§ **Task requirements**:
Reproduce verbatim the rows from the first row through the row that contains "Text: 15: 15 <box>727 477 743 490</box>", both included, and nothing else.

---------------

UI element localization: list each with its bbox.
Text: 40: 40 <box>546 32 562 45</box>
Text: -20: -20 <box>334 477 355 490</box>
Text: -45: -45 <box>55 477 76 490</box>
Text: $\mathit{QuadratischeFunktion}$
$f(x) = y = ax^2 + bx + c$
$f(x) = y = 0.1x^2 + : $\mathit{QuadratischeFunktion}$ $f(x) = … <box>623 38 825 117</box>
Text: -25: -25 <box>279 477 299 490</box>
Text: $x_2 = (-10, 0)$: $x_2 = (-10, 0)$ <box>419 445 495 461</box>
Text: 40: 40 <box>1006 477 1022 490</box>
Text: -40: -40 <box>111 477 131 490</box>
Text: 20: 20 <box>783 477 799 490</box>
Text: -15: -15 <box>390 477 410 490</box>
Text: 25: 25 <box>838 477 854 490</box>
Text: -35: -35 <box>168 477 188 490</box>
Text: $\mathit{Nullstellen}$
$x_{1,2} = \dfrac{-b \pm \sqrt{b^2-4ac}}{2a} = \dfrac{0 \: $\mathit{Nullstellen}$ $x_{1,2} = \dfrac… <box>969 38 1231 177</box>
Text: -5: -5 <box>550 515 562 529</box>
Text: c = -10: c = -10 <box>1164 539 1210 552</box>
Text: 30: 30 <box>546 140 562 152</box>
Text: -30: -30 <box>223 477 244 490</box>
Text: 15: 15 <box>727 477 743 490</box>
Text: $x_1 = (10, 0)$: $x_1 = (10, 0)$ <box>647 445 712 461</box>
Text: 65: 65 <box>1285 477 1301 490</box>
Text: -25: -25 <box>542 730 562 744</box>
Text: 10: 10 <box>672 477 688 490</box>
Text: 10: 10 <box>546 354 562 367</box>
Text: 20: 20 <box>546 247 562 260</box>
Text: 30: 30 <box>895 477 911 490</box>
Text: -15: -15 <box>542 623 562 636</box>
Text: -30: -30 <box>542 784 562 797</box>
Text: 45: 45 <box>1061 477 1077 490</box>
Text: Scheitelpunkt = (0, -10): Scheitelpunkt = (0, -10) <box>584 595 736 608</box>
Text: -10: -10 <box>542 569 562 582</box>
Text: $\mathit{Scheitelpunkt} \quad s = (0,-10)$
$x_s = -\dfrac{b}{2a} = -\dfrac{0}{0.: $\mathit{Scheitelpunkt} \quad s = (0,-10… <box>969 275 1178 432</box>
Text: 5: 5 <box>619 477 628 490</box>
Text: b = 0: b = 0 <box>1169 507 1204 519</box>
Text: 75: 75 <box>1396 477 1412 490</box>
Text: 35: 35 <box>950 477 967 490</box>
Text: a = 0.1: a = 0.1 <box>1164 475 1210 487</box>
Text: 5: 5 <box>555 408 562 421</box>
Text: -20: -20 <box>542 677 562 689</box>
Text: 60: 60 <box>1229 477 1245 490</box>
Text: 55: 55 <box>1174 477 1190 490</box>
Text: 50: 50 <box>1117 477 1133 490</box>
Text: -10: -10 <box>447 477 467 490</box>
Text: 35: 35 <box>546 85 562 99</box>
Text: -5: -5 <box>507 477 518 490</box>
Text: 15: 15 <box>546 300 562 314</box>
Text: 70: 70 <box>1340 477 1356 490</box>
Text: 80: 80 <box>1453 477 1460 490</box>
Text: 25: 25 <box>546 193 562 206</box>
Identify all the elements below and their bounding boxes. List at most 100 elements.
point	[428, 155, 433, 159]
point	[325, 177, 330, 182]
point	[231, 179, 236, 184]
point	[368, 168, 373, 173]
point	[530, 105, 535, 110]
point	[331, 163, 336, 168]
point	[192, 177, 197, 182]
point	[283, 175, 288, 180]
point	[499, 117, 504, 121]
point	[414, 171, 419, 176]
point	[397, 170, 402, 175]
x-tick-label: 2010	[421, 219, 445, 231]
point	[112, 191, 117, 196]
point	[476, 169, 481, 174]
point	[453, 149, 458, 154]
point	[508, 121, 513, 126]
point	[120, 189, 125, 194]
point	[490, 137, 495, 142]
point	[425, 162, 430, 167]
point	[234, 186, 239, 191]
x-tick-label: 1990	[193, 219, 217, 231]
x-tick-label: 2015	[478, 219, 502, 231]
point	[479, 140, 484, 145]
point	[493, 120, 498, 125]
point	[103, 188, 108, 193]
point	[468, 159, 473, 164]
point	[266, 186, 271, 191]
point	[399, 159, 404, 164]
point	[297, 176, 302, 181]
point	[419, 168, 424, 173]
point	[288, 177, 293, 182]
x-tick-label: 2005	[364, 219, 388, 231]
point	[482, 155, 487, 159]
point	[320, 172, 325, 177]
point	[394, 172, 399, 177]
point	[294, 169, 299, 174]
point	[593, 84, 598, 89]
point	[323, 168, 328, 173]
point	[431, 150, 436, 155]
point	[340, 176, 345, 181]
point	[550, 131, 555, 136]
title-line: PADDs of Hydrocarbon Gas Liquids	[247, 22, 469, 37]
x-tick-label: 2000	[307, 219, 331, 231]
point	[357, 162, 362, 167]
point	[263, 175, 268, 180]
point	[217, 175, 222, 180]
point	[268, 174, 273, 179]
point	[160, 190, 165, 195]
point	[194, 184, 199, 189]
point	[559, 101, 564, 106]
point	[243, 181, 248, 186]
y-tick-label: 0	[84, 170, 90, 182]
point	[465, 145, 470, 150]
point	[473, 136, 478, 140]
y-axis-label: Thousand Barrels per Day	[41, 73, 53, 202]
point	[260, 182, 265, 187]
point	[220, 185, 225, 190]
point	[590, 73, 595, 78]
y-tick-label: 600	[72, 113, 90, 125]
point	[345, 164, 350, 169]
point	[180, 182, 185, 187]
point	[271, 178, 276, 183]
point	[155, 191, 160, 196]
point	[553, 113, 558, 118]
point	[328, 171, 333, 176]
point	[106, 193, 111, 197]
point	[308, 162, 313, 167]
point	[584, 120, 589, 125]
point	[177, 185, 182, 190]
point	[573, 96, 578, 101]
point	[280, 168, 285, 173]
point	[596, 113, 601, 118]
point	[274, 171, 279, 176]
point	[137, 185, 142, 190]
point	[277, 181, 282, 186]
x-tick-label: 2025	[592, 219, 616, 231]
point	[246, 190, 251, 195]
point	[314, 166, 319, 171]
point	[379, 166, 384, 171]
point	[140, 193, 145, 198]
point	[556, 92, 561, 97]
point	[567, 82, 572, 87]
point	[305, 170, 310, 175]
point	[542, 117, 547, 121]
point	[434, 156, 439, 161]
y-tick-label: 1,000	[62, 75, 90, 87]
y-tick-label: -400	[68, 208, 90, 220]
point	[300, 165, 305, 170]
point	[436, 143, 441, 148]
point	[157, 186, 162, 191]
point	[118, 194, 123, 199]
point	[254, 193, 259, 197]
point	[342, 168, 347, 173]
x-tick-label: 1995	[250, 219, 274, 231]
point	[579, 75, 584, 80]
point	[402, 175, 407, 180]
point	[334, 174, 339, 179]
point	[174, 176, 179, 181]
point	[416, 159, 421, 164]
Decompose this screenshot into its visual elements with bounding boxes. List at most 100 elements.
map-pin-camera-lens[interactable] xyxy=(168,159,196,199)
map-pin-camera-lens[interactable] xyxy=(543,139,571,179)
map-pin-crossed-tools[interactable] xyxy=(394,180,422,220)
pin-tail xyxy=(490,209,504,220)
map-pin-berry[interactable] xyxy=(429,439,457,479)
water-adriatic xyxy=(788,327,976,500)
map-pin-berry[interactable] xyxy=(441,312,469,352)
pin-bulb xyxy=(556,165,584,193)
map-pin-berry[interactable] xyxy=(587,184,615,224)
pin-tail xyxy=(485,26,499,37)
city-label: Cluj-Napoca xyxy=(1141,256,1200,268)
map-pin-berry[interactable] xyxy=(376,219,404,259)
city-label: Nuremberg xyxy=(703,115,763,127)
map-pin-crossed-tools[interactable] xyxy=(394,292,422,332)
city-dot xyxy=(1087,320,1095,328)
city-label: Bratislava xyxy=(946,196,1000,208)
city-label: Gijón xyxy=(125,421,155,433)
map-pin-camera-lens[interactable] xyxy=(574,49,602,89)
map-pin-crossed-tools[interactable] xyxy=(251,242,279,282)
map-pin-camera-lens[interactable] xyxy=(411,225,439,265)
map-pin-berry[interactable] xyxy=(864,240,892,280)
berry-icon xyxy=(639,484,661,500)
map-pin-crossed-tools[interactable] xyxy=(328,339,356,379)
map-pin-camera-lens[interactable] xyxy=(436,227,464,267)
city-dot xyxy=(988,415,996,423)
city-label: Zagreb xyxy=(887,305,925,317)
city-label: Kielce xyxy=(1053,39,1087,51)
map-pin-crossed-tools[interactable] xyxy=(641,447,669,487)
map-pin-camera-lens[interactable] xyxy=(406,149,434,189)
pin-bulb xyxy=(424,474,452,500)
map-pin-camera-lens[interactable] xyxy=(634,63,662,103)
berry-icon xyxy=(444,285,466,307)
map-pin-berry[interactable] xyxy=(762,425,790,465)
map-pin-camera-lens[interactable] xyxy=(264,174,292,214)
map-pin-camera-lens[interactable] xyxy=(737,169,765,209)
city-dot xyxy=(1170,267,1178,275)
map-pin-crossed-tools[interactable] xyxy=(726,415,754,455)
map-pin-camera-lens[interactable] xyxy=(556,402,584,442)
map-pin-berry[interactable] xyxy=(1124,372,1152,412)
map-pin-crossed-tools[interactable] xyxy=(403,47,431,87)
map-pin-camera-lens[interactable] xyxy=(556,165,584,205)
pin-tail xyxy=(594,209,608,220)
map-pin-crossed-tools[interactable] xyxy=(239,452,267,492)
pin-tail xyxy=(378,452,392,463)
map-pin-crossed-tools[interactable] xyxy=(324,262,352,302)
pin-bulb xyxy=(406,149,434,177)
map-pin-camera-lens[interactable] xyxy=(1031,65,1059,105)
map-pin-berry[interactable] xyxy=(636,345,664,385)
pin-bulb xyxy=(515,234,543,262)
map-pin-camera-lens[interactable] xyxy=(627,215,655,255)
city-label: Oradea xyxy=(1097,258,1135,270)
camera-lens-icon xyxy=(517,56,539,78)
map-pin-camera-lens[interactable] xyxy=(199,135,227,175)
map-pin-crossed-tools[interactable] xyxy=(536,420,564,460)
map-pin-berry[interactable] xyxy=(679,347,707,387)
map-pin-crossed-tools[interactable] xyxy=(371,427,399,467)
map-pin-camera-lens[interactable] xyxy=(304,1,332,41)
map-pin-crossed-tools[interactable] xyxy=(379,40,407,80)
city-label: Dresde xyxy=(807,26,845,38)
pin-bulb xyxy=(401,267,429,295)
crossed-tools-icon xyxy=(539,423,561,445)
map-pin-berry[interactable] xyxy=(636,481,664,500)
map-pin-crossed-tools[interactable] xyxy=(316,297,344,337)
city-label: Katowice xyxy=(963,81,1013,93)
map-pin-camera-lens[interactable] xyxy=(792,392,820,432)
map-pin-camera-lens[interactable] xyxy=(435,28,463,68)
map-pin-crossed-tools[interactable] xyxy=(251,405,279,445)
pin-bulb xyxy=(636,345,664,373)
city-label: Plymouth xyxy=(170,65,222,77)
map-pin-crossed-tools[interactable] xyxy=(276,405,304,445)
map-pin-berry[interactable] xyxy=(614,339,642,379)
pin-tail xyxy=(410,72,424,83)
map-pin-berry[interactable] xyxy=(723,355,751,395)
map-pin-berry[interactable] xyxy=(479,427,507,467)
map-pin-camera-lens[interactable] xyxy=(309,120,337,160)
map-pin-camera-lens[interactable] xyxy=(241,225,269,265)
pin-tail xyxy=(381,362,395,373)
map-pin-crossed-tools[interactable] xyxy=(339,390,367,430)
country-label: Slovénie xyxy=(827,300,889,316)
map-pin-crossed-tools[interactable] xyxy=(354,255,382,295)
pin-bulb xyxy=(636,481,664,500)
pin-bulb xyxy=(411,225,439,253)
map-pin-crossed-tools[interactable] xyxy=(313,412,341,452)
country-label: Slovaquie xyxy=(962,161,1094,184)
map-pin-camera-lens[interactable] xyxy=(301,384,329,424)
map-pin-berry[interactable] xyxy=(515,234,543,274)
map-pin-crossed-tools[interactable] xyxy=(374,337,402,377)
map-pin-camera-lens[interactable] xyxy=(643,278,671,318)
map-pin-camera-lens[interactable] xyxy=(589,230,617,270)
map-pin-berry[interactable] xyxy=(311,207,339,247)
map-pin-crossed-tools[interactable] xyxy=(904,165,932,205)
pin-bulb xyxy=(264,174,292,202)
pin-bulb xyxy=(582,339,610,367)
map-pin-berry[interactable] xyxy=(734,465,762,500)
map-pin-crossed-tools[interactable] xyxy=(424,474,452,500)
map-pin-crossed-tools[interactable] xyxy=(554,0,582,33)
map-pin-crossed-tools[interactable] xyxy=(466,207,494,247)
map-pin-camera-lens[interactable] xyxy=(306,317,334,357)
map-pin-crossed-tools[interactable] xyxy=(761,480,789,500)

---------------

§ **Result**:
UI element localization: list each with its bbox.
Text: 40: 40 <box>546 32 562 45</box>
Text: -20: -20 <box>334 477 355 490</box>
Text: -45: -45 <box>55 477 76 490</box>
Text: $\mathit{QuadratischeFunktion}$
$f(x) = y = ax^2 + bx + c$
$f(x) = y = 0.1x^2 + : $\mathit{QuadratischeFunktion}$ $f(x) = … <box>623 38 825 117</box>
Text: -25: -25 <box>279 477 299 490</box>
Text: $x_2 = (-10, 0)$: $x_2 = (-10, 0)$ <box>419 445 495 461</box>
Text: 40: 40 <box>1006 477 1022 490</box>
Text: -40: -40 <box>111 477 131 490</box>
Text: 20: 20 <box>783 477 799 490</box>
Text: -15: -15 <box>390 477 410 490</box>
Text: 25: 25 <box>838 477 854 490</box>
Text: -35: -35 <box>168 477 188 490</box>
Text: $\mathit{Nullstellen}$
$x_{1,2} = \dfrac{-b \pm \sqrt{b^2-4ac}}{2a} = \dfrac{0 \: $\mathit{Nullstellen}$ $x_{1,2} = \dfrac… <box>969 38 1231 177</box>
Text: -5: -5 <box>550 515 562 529</box>
Text: c = -10: c = -10 <box>1164 539 1210 552</box>
Text: 30: 30 <box>546 140 562 152</box>
Text: -30: -30 <box>223 477 244 490</box>
Text: 15: 15 <box>727 477 743 490</box>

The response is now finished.